• _TASK TO COMPLETE_
Reproduce each line of the material precisely.

• _DATA PROVIDED_

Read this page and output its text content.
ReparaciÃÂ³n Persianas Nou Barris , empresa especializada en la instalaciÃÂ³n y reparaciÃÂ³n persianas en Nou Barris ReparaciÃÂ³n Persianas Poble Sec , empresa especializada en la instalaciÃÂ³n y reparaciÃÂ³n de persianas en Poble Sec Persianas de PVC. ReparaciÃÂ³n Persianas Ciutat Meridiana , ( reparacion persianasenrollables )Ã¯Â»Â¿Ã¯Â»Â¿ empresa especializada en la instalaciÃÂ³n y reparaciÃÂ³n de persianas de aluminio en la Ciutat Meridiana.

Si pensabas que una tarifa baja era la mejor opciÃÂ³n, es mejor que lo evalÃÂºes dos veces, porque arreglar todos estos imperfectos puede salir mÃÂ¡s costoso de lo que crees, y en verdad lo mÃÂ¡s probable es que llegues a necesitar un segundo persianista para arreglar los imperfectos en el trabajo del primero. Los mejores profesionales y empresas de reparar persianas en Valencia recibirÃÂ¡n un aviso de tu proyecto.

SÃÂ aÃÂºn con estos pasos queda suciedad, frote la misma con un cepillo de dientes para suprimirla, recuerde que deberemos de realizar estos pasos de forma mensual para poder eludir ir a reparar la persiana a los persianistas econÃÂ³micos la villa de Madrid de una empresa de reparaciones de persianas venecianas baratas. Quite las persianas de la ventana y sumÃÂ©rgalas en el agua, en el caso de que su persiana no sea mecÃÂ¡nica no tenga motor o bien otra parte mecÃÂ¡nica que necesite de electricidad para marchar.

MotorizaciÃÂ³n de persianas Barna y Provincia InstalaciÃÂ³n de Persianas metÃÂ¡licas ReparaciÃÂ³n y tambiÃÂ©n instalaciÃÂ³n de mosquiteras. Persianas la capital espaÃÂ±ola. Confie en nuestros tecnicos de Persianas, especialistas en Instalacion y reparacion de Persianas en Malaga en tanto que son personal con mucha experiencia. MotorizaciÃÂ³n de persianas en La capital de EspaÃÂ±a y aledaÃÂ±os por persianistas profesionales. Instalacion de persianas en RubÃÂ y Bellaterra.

• _CORRECT ANSWER_
Read this page and output its text content.
ReparaciÃÂ³n Persianas Nou Barris , empresa especializada en la instalaciÃÂ³n y reparaciÃÂ³n persianas en Nou Barris ReparaciÃÂ³n Persianas Poble Sec , empresa especializada en la instalaciÃÂ³n y reparaciÃÂ³n de persianas en Poble Sec Persianas de PVC. ReparaciÃÂ³n Persianas Ciutat Meridiana , ( reparacion persianasenrollables )Ã¯Â»Â¿Ã¯Â»Â¿ empresa especializada en la instalaciÃÂ³n y reparaciÃÂ³n de persianas de aluminio en la Ciutat Meridiana.

Si pensabas que una tarifa baja era la mejor opciÃÂ³n, es mejor que lo evalÃÂºes dos veces, porque arreglar todos estos imperfectos puede salir mÃÂ¡s costoso de lo que crees, y en verdad lo mÃÂ¡s probable es que llegues a necesitar un segundo persianista para arreglar los imperfectos en el trabajo del primero. Los mejores profesionales y empresas de reparar persianas en Valencia recibirÃÂ¡n un aviso de tu proyecto.

SÃÂ aÃÂºn con estos pasos queda suciedad, frote la misma con un cepillo de dientes para suprimirla, recuerde que deberemos de realizar estos pasos de forma mensual para poder eludir ir a reparar la persiana a los persianistas econÃÂ³micos la villa de Madrid de una empresa de reparaciones de persianas venecianas baratas. Quite las persianas de la ventana y sumÃÂ©rgalas en el agua, en el caso de que su persiana no sea mecÃÂ¡nica no tenga motor o bien otra parte mecÃÂ¡nica que necesite de electricidad para marchar.

MotorizaciÃÂ³n de persianas Barna y Provincia InstalaciÃÂ³n de Persianas metÃÂ¡licas ReparaciÃÂ³n y tambiÃÂ©n instalaciÃÂ³n de mosquiteras. Persianas la capital espaÃÂ±ola. Confie en nuestros tecnicos de Persianas, especialistas en Instalacion y reparacion de Persianas en Malaga en tanto que son personal con mucha experiencia. MotorizaciÃÂ³n de persianas en La capital de EspaÃÂ±a y aledaÃÂ±os por persianistas profesionales. Instalacion de persianas en RubÃÂ y Bellaterra.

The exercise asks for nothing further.